Re debts- I would tell him to contact Step Change www.stepchange.org/

We set up a DMP with them last year and they've been fantastic,really supportive.
They consolidated our debts into one monthly payment that is based on monthly in/outgoings and deal with the banks so you don't have to. In our case they've cancelled our interest payments so the debt is getting paid off 10x faster than it was before.

Whether you help him do it or just tell him to do it is up to you, but either way the less he's paying off for that means more towards the household/dc and hopefully a little less stress for you.

needingpeace · 15/03/2022 08:26

How much is his gym membership?

SleepyintheHollows · 15/03/2022 08:28

I'm guessing you are Wife No 2 and your H is seeing his children from his first marriage? (Your post doesn't make is 100% clear.)

Are you actually married?

What I find odd, ignoring the finances, is that he is happy to take your baby with him when he visits his ex and his children with her.
How does she feel about that? Talk about rubbing her nose into it all!

I wonder if you are (both) from another culture? His behaviour is very chauvinistic and you say your training would not be accepted in your home country. You writing doesn't come over as English being your first language.

None of this matters except it may be relevant in the way he behaves towards you.

You need to decide what you want to do long term.
Do you want to stay with him?
If so, you need to change your working hours so they are child-friendly. If you are a high earner you presumably have skills that are sought-after and should be able to find another job.

His kids from his marriage are not your responsibility. They are his.
BUT maybe together you made the choice to live so far away from them. I don't know the timeline of your relationship.

He is the one who had made poor choices and got himself in debt, and moved away from his children.

Was there no sign of his debts or spending habits when you met him?

But it's your decision where you go from here.

JellybeansJelly · 15/03/2022 08:35

How does she feel about that? Talk about rubbing her nose into it all

No suggestion of this whatever. Not even a hint. None.

Maybe it was a civil break up and she doesn’t mind. Maybe she has a new partner with more children. You’ve really made a leap there.

SleepyintheHollows · 15/03/2022 08:38

It was a question @JellybeansJelly. Note the ? mark.
The Op can respond if she wishes.

TristesseDurera · 15/03/2022 08:44

@Totalwasteofpaper

Can you both go back FT and get childcare.

I'd also being say no to increased visits to his kids why is it changing now??? Also as it stands he can't afford it. If he does OT and makes the money fair enough.

Stored entries

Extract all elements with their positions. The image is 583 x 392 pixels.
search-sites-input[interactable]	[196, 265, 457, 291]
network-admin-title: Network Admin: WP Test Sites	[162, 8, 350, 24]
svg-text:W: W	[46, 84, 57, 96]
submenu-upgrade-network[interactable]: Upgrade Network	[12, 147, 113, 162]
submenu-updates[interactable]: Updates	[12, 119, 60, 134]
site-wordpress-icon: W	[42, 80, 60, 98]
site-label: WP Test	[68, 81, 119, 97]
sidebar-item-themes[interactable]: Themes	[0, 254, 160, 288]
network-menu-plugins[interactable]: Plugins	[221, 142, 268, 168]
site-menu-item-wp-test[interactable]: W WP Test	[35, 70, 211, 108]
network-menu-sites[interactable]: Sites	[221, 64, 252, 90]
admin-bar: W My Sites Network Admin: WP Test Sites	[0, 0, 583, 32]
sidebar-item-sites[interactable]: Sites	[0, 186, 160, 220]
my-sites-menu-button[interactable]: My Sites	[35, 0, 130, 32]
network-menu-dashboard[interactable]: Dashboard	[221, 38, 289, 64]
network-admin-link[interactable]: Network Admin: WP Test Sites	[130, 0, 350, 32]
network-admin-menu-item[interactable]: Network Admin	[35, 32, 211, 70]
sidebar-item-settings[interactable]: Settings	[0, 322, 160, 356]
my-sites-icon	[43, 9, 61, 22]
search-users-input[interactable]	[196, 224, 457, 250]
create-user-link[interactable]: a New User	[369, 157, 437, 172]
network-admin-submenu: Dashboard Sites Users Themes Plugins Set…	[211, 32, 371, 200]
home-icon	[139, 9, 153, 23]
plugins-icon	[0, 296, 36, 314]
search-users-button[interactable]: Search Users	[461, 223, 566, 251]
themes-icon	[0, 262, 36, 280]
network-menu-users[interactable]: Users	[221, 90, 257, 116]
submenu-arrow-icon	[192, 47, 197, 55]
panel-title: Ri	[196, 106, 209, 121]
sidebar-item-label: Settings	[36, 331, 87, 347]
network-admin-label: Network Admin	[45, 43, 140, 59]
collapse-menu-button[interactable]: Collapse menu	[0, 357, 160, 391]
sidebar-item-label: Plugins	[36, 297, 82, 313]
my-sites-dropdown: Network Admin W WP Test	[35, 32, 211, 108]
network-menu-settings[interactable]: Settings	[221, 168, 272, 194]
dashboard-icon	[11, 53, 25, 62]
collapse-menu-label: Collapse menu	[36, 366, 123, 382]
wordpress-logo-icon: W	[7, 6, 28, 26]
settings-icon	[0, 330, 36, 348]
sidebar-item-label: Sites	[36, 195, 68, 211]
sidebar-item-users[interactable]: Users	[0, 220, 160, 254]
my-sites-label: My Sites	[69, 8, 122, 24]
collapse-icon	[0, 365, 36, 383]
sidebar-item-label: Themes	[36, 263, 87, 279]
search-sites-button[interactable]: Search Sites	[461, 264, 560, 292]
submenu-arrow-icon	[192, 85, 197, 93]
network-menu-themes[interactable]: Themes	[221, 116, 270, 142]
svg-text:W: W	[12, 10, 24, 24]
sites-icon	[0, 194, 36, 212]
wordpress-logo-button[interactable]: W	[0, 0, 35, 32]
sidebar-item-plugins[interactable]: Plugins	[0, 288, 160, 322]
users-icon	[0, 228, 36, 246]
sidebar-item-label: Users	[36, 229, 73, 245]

Questions to answer
a – In the forum thread, what does the first poster say Step Change did about their interest payments?
b – Write the next part of the forum thread about a husband's debts and family finances, picking up after its final post.

Responses per task
a – Step Change cancelled their interest payments, so the debt is being paid off 10x faster than before.

b –
You would try to stop someone from seeing their own children?
JellybeansJelly · 15/03/2022 08:46

@SleepyintheHollows

Talk about rubbing her nose into it all!

Looks more like a statement than a question…can’t see the question mark.

SleepyintheHollows · 15/03/2022 08:49

Well I can see the question even if you cant.

Maybe find other posts to pick over if you are so bored this morning. Grin

JellybeansJelly · 15/03/2022 08:50

@SleepyintheHollows

Well I can see the question even if you cant.

Maybe find other posts to pick over if you are so bored this morning. Grin

Oh my 🤣🤣🤣
SleepyintheHollows · 15/03/2022 08:56

This reply has been deleted

Message deleted by MNHQ. Here's a link to our Talk guidelines.

Ponoka7 · 15/03/2022 08:56

Every time I hear of a baby drowning in a bath, I wonder what was more important. He's either game playing with you, so he gets out of caring for him, or there's resentment and he's enjoying the power, or he thinks that he knows best. The first one needs an ultimatum, the second you leave and the last needs a chat from the HV, if your MW has discharged you.

JellybeansJelly · 15/03/2022 09:04

@SleepyintheHollows

Honestly, I struggle to see the problem here.

I am wondering if emotional intelligence ranks highly on your CV ?@JellybeansJelly

(And that's a question!)

So now you resort to insults? Really?

Because I pointed out how stupid your post sounds when suggesting that the husband taking the baby to see his kids is rubbing the ex’s nose in it? When OP said nothing to suggest that may be the case. When we know nothing of the relationship with the ex.

Yet I lack emotional intelligence? Have a re-read of this exchange then ask yourself who actually lacks intelligence at all here.